- PROVIDED MATERIAL -
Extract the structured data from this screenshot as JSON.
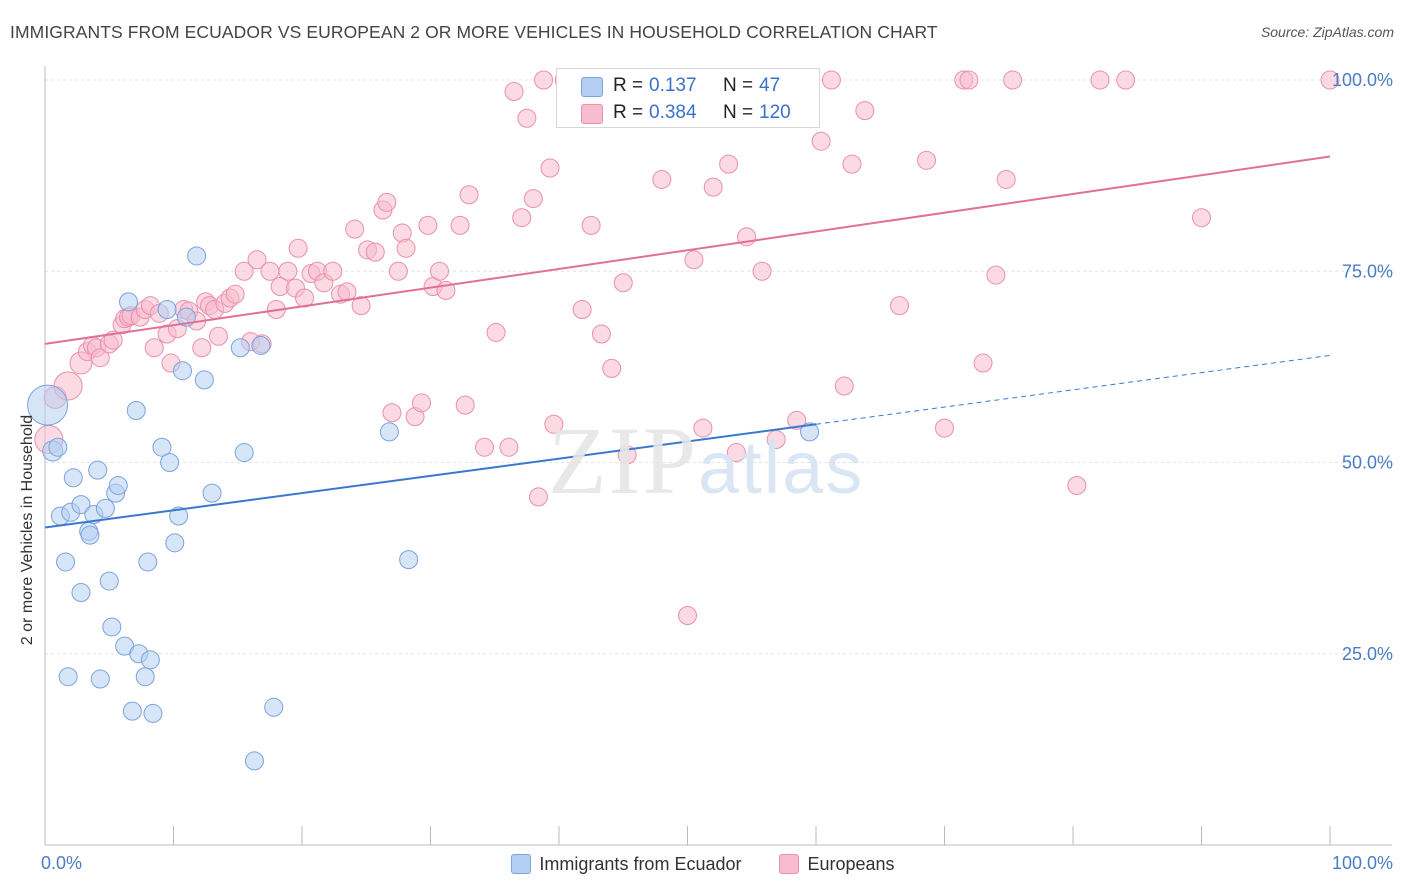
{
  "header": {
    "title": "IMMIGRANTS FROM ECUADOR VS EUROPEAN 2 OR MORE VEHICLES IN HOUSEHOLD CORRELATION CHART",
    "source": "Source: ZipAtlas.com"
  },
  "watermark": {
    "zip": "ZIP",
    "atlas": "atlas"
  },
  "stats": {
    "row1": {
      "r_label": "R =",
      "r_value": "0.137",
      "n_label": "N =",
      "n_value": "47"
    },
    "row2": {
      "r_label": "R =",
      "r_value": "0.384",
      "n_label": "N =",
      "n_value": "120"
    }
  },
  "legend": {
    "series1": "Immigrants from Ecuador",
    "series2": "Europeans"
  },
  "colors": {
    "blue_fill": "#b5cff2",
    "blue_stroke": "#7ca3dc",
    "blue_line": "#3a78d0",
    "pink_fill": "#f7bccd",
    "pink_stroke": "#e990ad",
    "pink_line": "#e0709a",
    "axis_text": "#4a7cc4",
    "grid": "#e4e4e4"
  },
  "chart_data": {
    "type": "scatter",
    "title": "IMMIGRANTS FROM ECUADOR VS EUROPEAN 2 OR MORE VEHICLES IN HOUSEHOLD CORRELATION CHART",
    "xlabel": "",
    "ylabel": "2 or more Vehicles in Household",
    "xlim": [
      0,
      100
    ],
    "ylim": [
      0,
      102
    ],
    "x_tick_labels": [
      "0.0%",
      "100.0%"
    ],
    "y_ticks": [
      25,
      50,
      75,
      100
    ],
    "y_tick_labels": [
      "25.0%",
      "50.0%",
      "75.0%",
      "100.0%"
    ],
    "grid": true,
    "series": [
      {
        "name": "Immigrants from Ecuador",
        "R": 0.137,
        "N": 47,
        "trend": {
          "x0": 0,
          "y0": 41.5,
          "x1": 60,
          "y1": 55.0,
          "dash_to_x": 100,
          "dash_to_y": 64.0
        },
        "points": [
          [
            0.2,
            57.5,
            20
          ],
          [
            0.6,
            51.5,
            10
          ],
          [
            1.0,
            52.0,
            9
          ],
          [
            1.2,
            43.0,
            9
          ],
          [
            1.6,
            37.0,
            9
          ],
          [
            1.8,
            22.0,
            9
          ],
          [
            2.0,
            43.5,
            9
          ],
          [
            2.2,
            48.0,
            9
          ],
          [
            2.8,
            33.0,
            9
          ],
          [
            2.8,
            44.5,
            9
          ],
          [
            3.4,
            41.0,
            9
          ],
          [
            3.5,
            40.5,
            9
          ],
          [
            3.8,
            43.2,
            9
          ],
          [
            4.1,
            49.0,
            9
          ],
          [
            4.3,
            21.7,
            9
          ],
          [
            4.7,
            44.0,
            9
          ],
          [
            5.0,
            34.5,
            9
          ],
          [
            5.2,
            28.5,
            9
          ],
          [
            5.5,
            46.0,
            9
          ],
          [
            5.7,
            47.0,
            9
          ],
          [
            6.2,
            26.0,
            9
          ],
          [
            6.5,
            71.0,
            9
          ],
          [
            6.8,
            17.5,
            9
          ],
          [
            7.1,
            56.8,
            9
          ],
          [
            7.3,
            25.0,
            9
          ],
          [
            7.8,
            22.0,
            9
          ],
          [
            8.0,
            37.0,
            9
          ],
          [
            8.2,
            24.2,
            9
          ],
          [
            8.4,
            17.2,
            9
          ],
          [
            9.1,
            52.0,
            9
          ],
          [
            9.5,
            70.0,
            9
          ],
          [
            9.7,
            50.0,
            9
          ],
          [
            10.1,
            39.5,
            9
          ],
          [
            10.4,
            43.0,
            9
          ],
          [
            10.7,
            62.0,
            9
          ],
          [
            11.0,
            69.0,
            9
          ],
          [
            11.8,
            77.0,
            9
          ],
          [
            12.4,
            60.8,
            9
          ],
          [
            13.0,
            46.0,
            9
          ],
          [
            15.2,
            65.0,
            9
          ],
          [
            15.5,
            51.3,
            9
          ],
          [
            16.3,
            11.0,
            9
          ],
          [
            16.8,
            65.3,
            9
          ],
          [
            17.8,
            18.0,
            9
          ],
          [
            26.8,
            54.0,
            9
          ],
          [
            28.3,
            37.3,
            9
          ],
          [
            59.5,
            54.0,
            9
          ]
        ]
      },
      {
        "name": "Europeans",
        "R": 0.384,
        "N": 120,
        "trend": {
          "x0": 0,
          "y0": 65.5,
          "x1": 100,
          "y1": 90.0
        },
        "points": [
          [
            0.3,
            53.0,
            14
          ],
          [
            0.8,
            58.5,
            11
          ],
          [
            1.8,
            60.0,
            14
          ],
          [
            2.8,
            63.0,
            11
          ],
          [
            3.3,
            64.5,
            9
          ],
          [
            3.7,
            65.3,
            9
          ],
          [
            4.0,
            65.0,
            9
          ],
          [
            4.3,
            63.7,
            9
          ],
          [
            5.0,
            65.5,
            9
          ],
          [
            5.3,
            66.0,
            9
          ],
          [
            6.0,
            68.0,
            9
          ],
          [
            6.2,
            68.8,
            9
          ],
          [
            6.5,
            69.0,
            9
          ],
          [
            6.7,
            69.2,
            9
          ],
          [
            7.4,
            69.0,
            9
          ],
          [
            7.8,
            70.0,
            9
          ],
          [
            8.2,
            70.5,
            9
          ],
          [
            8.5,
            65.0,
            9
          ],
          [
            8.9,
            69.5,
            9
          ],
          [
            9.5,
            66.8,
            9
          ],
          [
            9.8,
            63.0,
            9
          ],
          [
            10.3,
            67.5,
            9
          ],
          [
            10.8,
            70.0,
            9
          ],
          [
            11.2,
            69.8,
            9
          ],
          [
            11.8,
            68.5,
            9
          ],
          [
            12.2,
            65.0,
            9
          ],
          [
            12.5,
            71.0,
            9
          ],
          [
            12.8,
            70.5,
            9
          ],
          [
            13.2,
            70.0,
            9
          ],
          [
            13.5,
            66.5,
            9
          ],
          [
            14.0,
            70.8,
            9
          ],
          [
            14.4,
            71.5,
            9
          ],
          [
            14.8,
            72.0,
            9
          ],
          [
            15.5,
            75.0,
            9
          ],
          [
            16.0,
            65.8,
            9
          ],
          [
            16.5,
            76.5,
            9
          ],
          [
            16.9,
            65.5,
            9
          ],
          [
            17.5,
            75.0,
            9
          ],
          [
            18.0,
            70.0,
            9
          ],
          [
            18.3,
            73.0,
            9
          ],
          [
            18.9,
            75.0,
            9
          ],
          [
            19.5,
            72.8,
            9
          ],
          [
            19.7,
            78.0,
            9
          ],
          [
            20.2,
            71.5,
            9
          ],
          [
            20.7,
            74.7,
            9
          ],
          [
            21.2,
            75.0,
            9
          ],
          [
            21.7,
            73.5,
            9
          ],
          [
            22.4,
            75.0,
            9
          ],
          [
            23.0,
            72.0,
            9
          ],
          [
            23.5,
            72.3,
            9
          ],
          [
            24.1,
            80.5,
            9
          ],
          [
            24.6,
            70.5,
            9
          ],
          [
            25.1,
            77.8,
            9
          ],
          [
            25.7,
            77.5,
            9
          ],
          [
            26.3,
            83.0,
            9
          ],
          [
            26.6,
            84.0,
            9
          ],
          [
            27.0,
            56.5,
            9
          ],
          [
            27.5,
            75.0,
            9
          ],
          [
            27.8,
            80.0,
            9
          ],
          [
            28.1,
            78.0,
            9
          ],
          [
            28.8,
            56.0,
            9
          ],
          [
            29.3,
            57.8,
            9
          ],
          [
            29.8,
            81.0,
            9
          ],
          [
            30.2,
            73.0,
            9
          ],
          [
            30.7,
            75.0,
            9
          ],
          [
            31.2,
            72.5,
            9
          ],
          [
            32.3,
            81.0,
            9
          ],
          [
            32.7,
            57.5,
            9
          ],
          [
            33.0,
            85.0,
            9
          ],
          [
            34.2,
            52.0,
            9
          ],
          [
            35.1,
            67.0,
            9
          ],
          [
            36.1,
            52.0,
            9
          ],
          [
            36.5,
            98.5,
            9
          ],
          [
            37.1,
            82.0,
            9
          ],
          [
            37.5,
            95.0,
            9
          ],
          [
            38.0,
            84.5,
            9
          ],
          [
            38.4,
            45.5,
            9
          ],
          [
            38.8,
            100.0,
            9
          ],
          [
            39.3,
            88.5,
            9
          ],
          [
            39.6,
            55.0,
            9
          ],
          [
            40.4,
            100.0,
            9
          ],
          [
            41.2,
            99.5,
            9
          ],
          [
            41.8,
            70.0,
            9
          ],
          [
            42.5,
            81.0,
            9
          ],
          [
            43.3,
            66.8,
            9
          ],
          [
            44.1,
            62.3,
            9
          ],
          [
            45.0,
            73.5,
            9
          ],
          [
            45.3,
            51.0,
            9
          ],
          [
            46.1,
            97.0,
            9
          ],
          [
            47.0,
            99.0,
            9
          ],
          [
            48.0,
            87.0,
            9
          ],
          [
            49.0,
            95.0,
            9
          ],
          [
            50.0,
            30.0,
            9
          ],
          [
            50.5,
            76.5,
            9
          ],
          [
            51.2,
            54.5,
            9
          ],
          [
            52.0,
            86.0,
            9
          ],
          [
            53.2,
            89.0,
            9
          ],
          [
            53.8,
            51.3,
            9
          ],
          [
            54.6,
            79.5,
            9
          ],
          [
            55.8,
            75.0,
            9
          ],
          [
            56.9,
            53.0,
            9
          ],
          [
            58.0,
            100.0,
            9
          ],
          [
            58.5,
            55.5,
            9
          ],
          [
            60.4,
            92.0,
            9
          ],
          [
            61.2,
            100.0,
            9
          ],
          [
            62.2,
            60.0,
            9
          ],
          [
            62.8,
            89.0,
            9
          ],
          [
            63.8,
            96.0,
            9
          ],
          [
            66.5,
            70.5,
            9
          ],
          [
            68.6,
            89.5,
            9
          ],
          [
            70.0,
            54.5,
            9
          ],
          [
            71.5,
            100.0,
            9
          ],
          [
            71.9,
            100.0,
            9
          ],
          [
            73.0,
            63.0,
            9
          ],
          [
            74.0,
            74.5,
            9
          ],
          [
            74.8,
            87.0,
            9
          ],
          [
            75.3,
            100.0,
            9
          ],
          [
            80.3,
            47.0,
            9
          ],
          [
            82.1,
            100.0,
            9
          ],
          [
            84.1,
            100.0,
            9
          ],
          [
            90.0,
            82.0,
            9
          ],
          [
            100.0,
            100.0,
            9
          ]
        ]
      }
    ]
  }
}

- TASK TO CARRY OUT -
Report back each line of the entries that holds the string "name".

- RESULT -
        "name": "Immigrants from Ecuador",
        "name": "Europeans",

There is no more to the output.